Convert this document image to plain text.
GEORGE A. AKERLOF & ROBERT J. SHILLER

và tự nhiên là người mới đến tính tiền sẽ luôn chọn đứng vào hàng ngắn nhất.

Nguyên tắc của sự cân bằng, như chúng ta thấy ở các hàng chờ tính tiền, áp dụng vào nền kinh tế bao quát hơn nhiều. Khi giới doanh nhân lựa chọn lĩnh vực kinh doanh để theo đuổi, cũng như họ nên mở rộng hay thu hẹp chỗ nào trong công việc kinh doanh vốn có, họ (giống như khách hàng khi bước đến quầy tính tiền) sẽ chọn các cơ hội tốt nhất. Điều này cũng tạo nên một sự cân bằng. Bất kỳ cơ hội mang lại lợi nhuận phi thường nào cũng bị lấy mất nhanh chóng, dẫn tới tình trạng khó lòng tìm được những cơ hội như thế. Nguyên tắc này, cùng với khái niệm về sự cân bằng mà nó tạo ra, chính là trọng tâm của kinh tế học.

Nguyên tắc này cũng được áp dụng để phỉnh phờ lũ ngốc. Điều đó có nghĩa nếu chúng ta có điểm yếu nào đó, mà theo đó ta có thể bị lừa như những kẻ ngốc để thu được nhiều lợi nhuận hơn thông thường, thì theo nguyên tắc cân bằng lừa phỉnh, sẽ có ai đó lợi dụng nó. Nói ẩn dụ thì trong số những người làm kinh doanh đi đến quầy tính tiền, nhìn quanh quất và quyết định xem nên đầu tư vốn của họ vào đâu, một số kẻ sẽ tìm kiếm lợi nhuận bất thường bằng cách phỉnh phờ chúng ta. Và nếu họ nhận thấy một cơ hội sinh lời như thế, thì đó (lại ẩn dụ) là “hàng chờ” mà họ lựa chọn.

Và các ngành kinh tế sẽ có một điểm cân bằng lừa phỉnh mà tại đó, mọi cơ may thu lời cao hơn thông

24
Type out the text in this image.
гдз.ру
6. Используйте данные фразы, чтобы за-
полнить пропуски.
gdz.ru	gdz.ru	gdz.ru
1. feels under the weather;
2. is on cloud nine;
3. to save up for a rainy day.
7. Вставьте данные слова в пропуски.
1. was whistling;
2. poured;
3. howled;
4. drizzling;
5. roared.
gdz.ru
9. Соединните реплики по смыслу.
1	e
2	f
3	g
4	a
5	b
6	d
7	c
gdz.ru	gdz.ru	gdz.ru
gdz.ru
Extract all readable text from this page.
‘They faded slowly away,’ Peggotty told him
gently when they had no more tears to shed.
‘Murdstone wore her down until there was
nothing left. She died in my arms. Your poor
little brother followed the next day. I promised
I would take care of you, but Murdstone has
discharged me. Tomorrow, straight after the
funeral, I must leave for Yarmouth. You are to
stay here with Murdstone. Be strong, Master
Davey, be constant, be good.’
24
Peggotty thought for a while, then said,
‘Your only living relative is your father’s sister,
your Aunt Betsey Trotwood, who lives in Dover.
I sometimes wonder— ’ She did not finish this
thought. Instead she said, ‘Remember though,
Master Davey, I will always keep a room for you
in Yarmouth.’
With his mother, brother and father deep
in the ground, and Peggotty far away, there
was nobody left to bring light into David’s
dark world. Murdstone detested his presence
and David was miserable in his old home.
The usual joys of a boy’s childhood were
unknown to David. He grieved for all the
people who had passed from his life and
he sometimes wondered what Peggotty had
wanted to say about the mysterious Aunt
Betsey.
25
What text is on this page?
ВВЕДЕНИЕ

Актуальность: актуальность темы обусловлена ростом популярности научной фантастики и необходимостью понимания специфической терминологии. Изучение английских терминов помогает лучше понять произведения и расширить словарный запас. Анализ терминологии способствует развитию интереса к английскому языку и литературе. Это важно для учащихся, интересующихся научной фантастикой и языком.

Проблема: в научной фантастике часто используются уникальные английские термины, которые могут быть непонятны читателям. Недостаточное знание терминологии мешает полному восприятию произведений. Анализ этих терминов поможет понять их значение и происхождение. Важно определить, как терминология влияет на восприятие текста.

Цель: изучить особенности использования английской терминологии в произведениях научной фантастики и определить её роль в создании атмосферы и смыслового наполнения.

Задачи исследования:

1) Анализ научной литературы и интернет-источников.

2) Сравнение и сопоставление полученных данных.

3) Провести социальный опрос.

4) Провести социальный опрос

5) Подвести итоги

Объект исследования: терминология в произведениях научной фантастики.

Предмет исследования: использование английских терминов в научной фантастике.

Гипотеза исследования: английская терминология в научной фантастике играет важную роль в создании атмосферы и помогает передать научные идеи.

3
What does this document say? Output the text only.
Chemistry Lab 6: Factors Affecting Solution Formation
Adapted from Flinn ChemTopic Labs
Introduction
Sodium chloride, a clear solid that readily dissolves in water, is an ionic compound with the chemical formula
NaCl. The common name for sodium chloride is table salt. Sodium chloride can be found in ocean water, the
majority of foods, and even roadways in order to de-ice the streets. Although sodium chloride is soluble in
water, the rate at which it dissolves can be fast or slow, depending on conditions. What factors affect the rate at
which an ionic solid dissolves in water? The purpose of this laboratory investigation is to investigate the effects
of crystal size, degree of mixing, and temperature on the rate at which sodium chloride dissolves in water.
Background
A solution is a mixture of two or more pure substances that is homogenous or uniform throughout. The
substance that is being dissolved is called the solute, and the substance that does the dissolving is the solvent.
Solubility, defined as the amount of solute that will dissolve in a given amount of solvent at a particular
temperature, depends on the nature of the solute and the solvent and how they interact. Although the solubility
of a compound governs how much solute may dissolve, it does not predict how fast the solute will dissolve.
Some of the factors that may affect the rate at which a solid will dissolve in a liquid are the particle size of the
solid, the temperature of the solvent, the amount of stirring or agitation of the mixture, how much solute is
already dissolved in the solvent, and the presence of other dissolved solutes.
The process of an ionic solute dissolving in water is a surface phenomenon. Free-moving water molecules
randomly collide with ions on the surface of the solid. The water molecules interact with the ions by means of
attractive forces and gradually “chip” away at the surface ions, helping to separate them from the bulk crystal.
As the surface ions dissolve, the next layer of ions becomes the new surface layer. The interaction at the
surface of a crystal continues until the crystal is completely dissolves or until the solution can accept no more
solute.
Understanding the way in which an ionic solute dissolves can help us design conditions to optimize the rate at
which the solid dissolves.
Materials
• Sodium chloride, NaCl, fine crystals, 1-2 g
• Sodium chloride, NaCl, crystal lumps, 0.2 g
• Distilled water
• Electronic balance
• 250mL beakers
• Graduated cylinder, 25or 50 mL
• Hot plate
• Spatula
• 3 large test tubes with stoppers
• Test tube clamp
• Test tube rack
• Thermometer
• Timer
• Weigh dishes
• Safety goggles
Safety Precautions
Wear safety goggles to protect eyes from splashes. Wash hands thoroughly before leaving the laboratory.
______________________________
- _Exercise objective_: Go through the records and pull out each line that includes the word "page".

- _Full solution_:
Extract all readable text from this page.
What text is on this page?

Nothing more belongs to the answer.